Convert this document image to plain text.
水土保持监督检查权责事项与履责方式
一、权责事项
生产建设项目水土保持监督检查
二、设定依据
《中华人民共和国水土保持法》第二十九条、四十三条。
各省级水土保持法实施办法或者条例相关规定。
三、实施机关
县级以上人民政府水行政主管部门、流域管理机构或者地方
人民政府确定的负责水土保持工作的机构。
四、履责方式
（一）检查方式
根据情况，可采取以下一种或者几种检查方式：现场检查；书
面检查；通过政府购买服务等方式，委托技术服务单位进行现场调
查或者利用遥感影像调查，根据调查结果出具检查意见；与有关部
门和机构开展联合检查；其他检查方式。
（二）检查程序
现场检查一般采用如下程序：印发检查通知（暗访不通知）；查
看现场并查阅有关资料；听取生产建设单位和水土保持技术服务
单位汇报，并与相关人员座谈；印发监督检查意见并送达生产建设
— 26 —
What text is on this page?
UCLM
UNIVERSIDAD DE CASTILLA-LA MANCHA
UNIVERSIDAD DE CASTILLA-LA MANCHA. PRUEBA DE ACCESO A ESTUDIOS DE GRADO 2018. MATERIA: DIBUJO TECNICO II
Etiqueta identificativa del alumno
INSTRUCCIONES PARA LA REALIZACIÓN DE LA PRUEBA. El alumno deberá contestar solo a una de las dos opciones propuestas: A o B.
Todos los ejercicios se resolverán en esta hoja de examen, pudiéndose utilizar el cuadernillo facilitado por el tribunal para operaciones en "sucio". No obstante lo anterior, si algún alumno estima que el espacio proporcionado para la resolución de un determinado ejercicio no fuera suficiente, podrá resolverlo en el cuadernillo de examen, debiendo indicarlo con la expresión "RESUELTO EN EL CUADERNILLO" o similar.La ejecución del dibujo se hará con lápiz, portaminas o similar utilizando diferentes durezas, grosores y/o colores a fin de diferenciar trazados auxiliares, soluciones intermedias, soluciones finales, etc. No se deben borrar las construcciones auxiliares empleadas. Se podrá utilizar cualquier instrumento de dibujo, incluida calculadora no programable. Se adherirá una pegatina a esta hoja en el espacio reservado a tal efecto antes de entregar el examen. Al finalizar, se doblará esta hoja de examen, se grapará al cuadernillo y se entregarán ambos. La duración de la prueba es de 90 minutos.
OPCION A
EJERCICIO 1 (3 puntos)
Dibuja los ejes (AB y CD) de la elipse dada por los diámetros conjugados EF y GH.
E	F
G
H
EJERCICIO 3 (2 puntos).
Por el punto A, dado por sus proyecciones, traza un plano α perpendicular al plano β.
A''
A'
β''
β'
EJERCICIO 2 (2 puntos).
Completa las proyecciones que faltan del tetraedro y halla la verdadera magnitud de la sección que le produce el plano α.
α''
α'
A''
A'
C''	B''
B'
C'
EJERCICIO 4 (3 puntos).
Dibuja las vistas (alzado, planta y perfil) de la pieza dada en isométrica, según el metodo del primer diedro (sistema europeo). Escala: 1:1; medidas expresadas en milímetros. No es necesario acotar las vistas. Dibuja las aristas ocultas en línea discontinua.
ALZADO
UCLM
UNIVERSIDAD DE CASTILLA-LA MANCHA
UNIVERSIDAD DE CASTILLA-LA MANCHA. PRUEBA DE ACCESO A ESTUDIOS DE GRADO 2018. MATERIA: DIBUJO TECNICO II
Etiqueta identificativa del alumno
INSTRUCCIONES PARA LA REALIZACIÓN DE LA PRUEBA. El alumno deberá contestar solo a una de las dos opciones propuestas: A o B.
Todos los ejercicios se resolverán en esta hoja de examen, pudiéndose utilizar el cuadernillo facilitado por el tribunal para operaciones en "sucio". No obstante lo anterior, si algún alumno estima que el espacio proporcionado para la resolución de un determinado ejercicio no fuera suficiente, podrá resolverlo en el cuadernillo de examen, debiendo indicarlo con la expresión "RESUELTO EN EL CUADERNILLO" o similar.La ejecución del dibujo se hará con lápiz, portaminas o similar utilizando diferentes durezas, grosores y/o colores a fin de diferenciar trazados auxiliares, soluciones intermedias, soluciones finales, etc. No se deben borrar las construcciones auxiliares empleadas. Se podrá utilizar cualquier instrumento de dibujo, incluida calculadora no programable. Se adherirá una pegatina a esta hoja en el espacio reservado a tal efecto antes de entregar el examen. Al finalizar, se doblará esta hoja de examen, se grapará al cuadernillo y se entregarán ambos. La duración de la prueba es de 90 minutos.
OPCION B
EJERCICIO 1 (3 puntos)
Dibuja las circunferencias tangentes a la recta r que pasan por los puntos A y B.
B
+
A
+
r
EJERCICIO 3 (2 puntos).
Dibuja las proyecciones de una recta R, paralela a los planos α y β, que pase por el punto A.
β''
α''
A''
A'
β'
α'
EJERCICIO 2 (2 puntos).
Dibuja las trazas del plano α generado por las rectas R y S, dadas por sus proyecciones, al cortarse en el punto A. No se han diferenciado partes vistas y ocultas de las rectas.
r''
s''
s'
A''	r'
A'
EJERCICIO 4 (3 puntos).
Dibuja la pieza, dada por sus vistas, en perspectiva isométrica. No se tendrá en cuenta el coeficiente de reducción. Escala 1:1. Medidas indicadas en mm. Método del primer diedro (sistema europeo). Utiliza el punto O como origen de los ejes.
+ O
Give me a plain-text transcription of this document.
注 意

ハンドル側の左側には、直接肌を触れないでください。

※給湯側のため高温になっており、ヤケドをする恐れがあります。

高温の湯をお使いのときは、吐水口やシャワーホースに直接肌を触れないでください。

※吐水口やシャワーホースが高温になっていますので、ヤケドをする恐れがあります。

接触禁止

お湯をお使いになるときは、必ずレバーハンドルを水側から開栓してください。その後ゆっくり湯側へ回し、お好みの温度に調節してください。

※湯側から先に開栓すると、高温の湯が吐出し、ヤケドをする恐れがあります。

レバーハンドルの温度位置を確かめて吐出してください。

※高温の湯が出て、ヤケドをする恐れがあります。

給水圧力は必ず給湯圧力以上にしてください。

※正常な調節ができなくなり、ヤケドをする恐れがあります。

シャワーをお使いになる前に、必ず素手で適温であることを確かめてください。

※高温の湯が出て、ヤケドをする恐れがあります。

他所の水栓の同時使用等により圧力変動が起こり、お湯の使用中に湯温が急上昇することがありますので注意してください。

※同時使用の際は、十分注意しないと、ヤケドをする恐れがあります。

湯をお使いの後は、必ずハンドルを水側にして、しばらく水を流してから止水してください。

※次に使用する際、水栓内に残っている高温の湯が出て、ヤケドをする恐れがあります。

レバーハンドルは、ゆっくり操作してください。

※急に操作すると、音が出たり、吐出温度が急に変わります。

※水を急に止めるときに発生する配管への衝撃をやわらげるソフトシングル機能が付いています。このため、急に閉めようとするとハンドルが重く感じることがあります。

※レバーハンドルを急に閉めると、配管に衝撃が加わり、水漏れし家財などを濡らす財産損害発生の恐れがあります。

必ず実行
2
──────
Give the entries again in full, exactly as they are written.

### ANSWER TO THE PROBLEM:
Convert this document image to plain text.
水土保持监督检查权责事项与履责方式
一、权责事项
生产建设项目水土保持监督检查
二、设定依据
《中华人民共和国水土保持法》第二十九条、四十三条。
各省级水土保持法实施办法或者条例相关规定。
三、实施机关
县级以上人民政府水行政主管部门、流域管理机构或者地方
人民政府确定的负责水土保持工作的机构。
四、履责方式
（一）检查方式
根据情况，可采取以下一种或者几种检查方式：现场检查；书
面检查；通过政府购买服务等方式，委托技术服务单位进行现场调
查或者利用遥感影像调查，根据调查结果出具检查意见；与有关部
门和机构开展联合检查；其他检查方式。
（二）检查程序
现场检查一般采用如下程序：印发检查通知（暗访不通知）；查
看现场并查阅有关资料；听取生产建设单位和水土保持技术服务
单位汇报，并与相关人员座谈；印发监督检查意见并送达生产建设
— 26 —
What text is on this page?
UCLM
UNIVERSIDAD DE CASTILLA-LA MANCHA
UNIVERSIDAD DE CASTILLA-LA MANCHA. PRUEBA DE ACCESO A ESTUDIOS DE GRADO 2018. MATERIA: DIBUJO TECNICO II
Etiqueta identificativa del alumno
INSTRUCCIONES PARA LA REALIZACIÓN DE LA PRUEBA. El alumno deberá contestar solo a una de las dos opciones propuestas: A o B.
Todos los ejercicios se resolverán en esta hoja de examen, pudiéndose utilizar el cuadernillo facilitado por el tribunal para operaciones en "sucio". No obstante lo anterior, si algún alumno estima que el espacio proporcionado para la resolución de un determinado ejercicio no fuera suficiente, podrá resolverlo en el cuadernillo de examen, debiendo indicarlo con la expresión "RESUELTO EN EL CUADERNILLO" o similar.La ejecución del dibujo se hará con lápiz, portaminas o similar utilizando diferentes durezas, grosores y/o colores a fin de diferenciar trazados auxiliares, soluciones intermedias, soluciones finales, etc. No se deben borrar las construcciones auxiliares empleadas. Se podrá utilizar cualquier instrumento de dibujo, incluida calculadora no programable. Se adherirá una pegatina a esta hoja en el espacio reservado a tal efecto antes de entregar el examen. Al finalizar, se doblará esta hoja de examen, se grapará al cuadernillo y se entregarán ambos. La duración de la prueba es de 90 minutos.
OPCION A
EJERCICIO 1 (3 puntos)
Dibuja los ejes (AB y CD) de la elipse dada por los diámetros conjugados EF y GH.
E	F
G
H
EJERCICIO 3 (2 puntos).
Por el punto A, dado por sus proyecciones, traza un plano α perpendicular al plano β.
A''
A'
β''
β'
EJERCICIO 2 (2 puntos).
Completa las proyecciones que faltan del tetraedro y halla la verdadera magnitud de la sección que le produce el plano α.
α''
α'
A''
A'
C''	B''
B'
C'
EJERCICIO 4 (3 puntos).
Dibuja las vistas (alzado, planta y perfil) de la pieza dada en isométrica, según el metodo del primer diedro (sistema europeo). Escala: 1:1; medidas expresadas en milímetros. No es necesario acotar las vistas. Dibuja las aristas ocultas en línea discontinua.
ALZADO
UCLM
UNIVERSIDAD DE CASTILLA-LA MANCHA
UNIVERSIDAD DE CASTILLA-LA MANCHA. PRUEBA DE ACCESO A ESTUDIOS DE GRADO 2018. MATERIA: DIBUJO TECNICO II
Etiqueta identificativa del alumno
INSTRUCCIONES PARA LA REALIZACIÓN DE LA PRUEBA. El alumno deberá contestar solo a una de las dos opciones propuestas: A o B.
Todos los ejercicios se resolverán en esta hoja de examen, pudiéndose utilizar el cuadernillo facilitado por el tribunal para operaciones en "sucio". No obstante lo anterior, si algún alumno estima que el espacio proporcionado para la resolución de un determinado ejercicio no fuera suficiente, podrá resolverlo en el cuadernillo de examen, debiendo indicarlo con la expresión "RESUELTO EN EL CUADERNILLO" o similar.La ejecución del dibujo se hará con lápiz, portaminas o similar utilizando diferentes durezas, grosores y/o colores a fin de diferenciar trazados auxiliares, soluciones intermedias, soluciones finales, etc. No se deben borrar las construcciones auxiliares empleadas. Se podrá utilizar cualquier instrumento de dibujo, incluida calculadora no programable. Se adherirá una pegatina a esta hoja en el espacio reservado a tal efecto antes de entregar el examen. Al finalizar, se doblará esta hoja de examen, se grapará al cuadernillo y se entregarán ambos. La duración de la prueba es de 90 minutos.
OPCION B
EJERCICIO 1 (3 puntos)
Dibuja las circunferencias tangentes a la recta r que pasan por los puntos A y B.
B
+
A
+
r
EJERCICIO 3 (2 puntos).
Dibuja las proyecciones de una recta R, paralela a los planos α y β, que pase por el punto A.
β''
α''
A''
A'
β'
α'
EJERCICIO 2 (2 puntos).
Dibuja las trazas del plano α generado por las rectas R y S, dadas por sus proyecciones, al cortarse en el punto A. No se han diferenciado partes vistas y ocultas de las rectas.
r''
s''
s'
A''	r'
A'
EJERCICIO 4 (3 puntos).
Dibuja la pieza, dada por sus vistas, en perspectiva isométrica. No se tendrá en cuenta el coeficiente de reducción. Escala 1:1. Medidas indicadas en mm. Método del primer diedro (sistema europeo). Utiliza el punto O como origen de los ejes.
+ O
Give me a plain-text transcription of this document.
注 意

ハンドル側の左側には、直接肌を触れないでください。

※給湯側のため高温になっており、ヤケドをする恐れがあります。

高温の湯をお使いのときは、吐水口やシャワーホースに直接肌を触れないでください。

※吐水口やシャワーホースが高温になっていますので、ヤケドをする恐れがあります。

接触禁止

お湯をお使いになるときは、必ずレバーハンドルを水側から開栓してください。その後ゆっくり湯側へ回し、お好みの温度に調節してください。

※湯側から先に開栓すると、高温の湯が吐出し、ヤケドをする恐れがあります。

レバーハンドルの温度位置を確かめて吐出してください。

※高温の湯が出て、ヤケドをする恐れがあります。

給水圧力は必ず給湯圧力以上にしてください。

※正常な調節ができなくなり、ヤケドをする恐れがあります。

シャワーをお使いになる前に、必ず素手で適温であることを確かめてください。

※高温の湯が出て、ヤケドをする恐れがあります。

他所の水栓の同時使用等により圧力変動が起こり、お湯の使用中に湯温が急上昇することがありますので注意してください。

※同時使用の際は、十分注意しないと、ヤケドをする恐れがあります。

湯をお使いの後は、必ずハンドルを水側にして、しばらく水を流してから止水してください。

※次に使用する際、水栓内に残っている高温の湯が出て、ヤケドをする恐れがあります。

レバーハンドルは、ゆっくり操作してください。

※急に操作すると、音が出たり、吐出温度が急に変わります。

※水を急に止めるときに発生する配管への衝撃をやわらげるソフトシングル機能が付いています。このため、急に閉めようとするとハンドルが重く感じることがあります。

※レバーハンドルを急に閉めると、配管に衝撃が加わり、水漏れし家財などを濡らす財産損害発生の恐れがあります。

必ず実行
2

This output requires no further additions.